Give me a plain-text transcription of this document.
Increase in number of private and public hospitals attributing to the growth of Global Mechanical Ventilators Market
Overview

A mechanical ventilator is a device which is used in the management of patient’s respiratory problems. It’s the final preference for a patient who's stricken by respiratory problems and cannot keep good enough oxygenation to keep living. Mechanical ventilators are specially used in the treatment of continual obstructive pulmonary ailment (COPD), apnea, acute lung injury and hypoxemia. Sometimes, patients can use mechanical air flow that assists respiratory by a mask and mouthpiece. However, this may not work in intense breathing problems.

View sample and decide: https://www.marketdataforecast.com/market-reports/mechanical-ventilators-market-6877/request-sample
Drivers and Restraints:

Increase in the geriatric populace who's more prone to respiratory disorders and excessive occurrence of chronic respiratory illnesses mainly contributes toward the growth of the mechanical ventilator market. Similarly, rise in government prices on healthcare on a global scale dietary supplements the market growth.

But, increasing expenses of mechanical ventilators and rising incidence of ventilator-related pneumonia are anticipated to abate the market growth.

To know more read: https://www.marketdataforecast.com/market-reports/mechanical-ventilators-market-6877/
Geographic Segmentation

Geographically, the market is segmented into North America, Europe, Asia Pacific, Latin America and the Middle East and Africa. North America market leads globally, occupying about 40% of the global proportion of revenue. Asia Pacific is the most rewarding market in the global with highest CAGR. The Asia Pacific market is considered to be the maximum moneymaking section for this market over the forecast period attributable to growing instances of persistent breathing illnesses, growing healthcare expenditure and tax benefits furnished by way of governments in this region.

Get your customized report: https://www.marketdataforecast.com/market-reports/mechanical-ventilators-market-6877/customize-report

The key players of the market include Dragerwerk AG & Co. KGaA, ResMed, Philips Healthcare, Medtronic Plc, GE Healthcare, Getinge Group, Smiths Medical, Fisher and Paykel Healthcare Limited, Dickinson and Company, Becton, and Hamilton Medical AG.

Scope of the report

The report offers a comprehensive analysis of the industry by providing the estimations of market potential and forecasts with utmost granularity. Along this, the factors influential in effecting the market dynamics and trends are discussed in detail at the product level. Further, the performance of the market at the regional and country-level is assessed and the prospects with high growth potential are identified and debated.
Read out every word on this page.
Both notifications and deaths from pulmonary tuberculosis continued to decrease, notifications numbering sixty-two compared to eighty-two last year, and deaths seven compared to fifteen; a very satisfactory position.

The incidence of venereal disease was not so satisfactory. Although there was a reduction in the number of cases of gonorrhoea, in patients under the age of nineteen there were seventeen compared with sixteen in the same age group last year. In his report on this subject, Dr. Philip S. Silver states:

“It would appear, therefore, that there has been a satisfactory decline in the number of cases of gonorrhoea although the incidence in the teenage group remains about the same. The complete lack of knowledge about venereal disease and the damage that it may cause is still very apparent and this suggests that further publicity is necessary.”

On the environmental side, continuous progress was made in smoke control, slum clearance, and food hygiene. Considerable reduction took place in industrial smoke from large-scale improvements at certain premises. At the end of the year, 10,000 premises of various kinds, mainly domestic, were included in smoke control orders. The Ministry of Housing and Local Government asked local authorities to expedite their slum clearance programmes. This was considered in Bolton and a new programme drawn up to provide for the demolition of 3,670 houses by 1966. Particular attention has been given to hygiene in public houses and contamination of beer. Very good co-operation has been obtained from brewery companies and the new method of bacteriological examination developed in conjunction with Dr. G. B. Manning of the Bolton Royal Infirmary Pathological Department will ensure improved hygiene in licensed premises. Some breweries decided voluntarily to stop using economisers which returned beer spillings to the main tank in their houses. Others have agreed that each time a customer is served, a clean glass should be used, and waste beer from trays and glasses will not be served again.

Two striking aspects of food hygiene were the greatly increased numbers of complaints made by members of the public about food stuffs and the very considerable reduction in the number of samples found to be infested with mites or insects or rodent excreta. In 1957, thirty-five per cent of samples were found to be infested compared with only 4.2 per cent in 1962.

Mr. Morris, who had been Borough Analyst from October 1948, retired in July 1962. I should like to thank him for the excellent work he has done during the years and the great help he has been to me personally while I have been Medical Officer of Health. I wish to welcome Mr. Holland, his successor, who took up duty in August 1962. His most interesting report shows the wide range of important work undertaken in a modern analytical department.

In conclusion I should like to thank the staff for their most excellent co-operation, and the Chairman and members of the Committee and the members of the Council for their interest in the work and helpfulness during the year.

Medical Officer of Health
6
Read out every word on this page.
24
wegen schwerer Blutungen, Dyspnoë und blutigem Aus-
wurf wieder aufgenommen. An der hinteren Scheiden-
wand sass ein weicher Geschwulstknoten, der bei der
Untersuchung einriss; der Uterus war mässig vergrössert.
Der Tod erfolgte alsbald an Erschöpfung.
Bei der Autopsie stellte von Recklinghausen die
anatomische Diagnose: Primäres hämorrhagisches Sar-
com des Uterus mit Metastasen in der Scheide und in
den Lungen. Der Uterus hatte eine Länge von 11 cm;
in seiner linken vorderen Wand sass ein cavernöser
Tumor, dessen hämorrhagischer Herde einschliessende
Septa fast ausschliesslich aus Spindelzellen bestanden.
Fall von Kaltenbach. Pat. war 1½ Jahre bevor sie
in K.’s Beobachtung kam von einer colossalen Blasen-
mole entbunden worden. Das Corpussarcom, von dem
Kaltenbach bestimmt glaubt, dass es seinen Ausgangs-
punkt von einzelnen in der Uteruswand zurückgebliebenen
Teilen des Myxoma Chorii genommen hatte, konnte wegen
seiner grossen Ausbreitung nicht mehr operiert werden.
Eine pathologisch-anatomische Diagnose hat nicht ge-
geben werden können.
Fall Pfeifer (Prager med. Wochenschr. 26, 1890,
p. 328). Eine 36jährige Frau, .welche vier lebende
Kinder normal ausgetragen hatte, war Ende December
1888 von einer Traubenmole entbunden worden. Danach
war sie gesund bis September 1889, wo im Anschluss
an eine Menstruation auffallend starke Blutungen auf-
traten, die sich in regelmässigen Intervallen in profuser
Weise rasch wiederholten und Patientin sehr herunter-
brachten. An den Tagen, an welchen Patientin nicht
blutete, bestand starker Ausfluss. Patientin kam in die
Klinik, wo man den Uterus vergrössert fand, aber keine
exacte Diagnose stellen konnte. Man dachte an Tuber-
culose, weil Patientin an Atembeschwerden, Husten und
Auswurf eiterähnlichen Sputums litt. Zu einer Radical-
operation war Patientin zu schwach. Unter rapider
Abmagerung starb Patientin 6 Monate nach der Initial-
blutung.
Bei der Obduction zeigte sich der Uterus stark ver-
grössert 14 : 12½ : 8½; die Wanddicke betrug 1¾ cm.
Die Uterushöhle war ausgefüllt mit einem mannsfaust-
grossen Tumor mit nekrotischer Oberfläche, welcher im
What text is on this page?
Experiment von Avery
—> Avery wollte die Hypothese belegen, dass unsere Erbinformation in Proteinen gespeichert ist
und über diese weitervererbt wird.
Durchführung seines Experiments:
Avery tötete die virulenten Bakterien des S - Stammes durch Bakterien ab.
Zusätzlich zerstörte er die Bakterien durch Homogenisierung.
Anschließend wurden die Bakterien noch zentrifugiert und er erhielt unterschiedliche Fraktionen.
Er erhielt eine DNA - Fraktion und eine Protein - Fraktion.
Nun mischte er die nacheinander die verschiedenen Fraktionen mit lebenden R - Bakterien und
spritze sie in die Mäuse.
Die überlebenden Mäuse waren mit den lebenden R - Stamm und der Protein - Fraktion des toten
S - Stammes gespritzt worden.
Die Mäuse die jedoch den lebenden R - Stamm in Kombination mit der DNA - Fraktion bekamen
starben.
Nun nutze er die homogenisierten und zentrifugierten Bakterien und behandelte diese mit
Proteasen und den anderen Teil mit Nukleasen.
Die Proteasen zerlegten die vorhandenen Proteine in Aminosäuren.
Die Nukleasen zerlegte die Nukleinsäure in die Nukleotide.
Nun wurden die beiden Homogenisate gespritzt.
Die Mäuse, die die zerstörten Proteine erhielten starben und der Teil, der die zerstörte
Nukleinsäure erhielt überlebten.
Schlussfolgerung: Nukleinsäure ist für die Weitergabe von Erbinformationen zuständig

----------------------------------------

- **Work request**
What number of lines in the records hold the word "Proteasen"? Reply with that number alone.

- **Exercise response**
2